EXERCISE AIM:
Your task is to output the data exactly as it stands.

RECORDS PROVIDED:
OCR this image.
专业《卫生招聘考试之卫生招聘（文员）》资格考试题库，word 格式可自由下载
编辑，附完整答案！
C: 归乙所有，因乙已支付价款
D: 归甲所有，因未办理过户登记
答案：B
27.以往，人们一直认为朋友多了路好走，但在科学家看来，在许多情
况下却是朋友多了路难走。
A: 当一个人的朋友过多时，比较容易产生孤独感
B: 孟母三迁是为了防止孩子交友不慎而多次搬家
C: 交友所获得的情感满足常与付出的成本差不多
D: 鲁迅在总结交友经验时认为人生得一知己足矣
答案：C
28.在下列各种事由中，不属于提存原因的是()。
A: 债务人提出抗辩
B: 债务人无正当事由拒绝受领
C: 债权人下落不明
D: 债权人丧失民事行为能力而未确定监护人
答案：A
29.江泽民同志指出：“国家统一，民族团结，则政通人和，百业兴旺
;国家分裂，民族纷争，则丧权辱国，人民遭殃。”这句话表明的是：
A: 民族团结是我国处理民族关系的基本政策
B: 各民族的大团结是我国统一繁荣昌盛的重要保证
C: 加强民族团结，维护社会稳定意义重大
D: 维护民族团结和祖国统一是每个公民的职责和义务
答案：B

THE REPLY:
OCR this image.
专业《卫生招聘考试之卫生招聘（文员）》资格考试题库，word 格式可自由下载
编辑，附完整答案！
C: 归乙所有，因乙已支付价款
D: 归甲所有，因未办理过户登记
答案：B
27.以往，人们一直认为朋友多了路好走，但在科学家看来，在许多情
况下却是朋友多了路难走。
A: 当一个人的朋友过多时，比较容易产生孤独感
B: 孟母三迁是为了防止孩子交友不慎而多次搬家
C: 交友所获得的情感满足常与付出的成本差不多
D: 鲁迅在总结交友经验时认为人生得一知己足矣
答案：C
28.在下列各种事由中，不属于提存原因的是()。
A: 债务人提出抗辩
B: 债务人无正当事由拒绝受领
C: 债权人下落不明
D: 债权人丧失民事行为能力而未确定监护人
答案：A
29.江泽民同志指出：“国家统一，民族团结，则政通人和，百业兴旺
;国家分裂，民族纷争，则丧权辱国，人民遭殃。”这句话表明的是：
A: 民族团结是我国处理民族关系的基本政策
B: 各民族的大团结是我国统一繁荣昌盛的重要保证
C: 加强民族团结，维护社会稳定意义重大
D: 维护民族团结和祖国统一是每个公民的职责和义务
答案：B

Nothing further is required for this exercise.